Task description: Print all of the data exactly as written.

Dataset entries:
START

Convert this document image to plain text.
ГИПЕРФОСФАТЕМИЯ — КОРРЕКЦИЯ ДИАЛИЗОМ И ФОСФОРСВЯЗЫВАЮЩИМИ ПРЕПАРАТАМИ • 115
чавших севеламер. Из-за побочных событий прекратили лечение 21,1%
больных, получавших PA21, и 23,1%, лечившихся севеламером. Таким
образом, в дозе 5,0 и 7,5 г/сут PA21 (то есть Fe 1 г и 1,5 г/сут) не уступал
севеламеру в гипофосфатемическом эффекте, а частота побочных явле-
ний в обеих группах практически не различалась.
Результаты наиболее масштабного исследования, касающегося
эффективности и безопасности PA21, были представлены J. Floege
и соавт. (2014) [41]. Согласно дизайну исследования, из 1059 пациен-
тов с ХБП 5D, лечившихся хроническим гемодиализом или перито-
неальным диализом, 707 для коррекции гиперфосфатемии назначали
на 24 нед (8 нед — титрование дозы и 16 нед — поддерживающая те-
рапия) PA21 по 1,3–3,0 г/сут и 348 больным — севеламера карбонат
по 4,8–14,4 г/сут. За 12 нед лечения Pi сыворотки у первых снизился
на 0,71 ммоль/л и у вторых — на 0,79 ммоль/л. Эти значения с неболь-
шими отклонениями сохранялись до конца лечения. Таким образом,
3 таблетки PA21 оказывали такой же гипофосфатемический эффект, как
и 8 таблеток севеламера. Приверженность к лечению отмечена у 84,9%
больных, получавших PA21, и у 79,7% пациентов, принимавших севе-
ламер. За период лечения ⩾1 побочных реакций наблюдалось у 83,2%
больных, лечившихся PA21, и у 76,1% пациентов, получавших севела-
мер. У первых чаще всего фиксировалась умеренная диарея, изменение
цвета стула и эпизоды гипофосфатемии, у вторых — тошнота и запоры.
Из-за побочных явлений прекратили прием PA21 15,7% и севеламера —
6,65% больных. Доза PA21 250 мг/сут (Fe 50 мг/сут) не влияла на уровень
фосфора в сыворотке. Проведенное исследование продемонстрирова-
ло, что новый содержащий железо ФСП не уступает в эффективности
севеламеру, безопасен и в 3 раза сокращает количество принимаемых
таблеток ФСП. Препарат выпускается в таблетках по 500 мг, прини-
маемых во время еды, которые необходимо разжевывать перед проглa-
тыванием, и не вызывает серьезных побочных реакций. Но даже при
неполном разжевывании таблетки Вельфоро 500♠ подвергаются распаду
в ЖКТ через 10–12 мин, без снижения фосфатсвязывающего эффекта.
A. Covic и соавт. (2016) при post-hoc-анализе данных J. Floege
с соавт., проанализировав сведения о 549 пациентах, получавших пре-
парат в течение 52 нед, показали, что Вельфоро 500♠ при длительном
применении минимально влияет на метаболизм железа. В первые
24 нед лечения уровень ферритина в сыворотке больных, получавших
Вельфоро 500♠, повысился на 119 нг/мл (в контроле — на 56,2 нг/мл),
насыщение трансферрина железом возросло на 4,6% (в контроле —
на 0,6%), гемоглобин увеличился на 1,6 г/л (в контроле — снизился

END

Output for this exercise:
Convert this document image to plain text.
ГИПЕРФОСФАТЕМИЯ — КОРРЕКЦИЯ ДИАЛИЗОМ И ФОСФОРСВЯЗЫВАЮЩИМИ ПРЕПАРАТАМИ • 115
чавших севеламер. Из-за побочных событий прекратили лечение 21,1%
больных, получавших PA21, и 23,1%, лечившихся севеламером. Таким
образом, в дозе 5,0 и 7,5 г/сут PA21 (то есть Fe 1 г и 1,5 г/сут) не уступал
севеламеру в гипофосфатемическом эффекте, а частота побочных явле-
ний в обеих группах практически не различалась.
Результаты наиболее масштабного исследования, касающегося
эффективности и безопасности PA21, были представлены J. Floege
и соавт. (2014) [41]. Согласно дизайну исследования, из 1059 пациен-
тов с ХБП 5D, лечившихся хроническим гемодиализом или перито-
неальным диализом, 707 для коррекции гиперфосфатемии назначали
на 24 нед (8 нед — титрование дозы и 16 нед — поддерживающая те-
рапия) PA21 по 1,3–3,0 г/сут и 348 больным — севеламера карбонат
по 4,8–14,4 г/сут. За 12 нед лечения Pi сыворотки у первых снизился
на 0,71 ммоль/л и у вторых — на 0,79 ммоль/л. Эти значения с неболь-
шими отклонениями сохранялись до конца лечения. Таким образом,
3 таблетки PA21 оказывали такой же гипофосфатемический эффект, как
и 8 таблеток севеламера. Приверженность к лечению отмечена у 84,9%
больных, получавших PA21, и у 79,7% пациентов, принимавших севе-
ламер. За период лечения ⩾1 побочных реакций наблюдалось у 83,2%
больных, лечившихся PA21, и у 76,1% пациентов, получавших севела-
мер. У первых чаще всего фиксировалась умеренная диарея, изменение
цвета стула и эпизоды гипофосфатемии, у вторых — тошнота и запоры.
Из-за побочных явлений прекратили прием PA21 15,7% и севеламера —
6,65% больных. Доза PA21 250 мг/сут (Fe 50 мг/сут) не влияла на уровень
фосфора в сыворотке. Проведенное исследование продемонстрирова-
ло, что новый содержащий железо ФСП не уступает в эффективности
севеламеру, безопасен и в 3 раза сокращает количество принимаемых
таблеток ФСП. Препарат выпускается в таблетках по 500 мг, прини-
маемых во время еды, которые необходимо разжевывать перед проглa-
тыванием, и не вызывает серьезных побочных реакций. Но даже при
неполном разжевывании таблетки Вельфоро 500♠ подвергаются распаду
в ЖКТ через 10–12 мин, без снижения фосфатсвязывающего эффекта.
A. Covic и соавт. (2016) при post-hoc-анализе данных J. Floege
с соавт., проанализировав сведения о 549 пациентах, получавших пре-
парат в течение 52 нед, показали, что Вельфоро 500♠ при длительном
применении минимально влияет на метаболизм железа. В первые
24 нед лечения уровень ферритина в сыворотке больных, получавших
Вельфоро 500♠, повысился на 119 нг/мл (в контроле — на 56,2 нг/мл),
насыщение трансферрина железом возросло на 4,6% (в контроле —
на 0,6%), гемоглобин увеличился на 1,6 г/л (в контроле — снизился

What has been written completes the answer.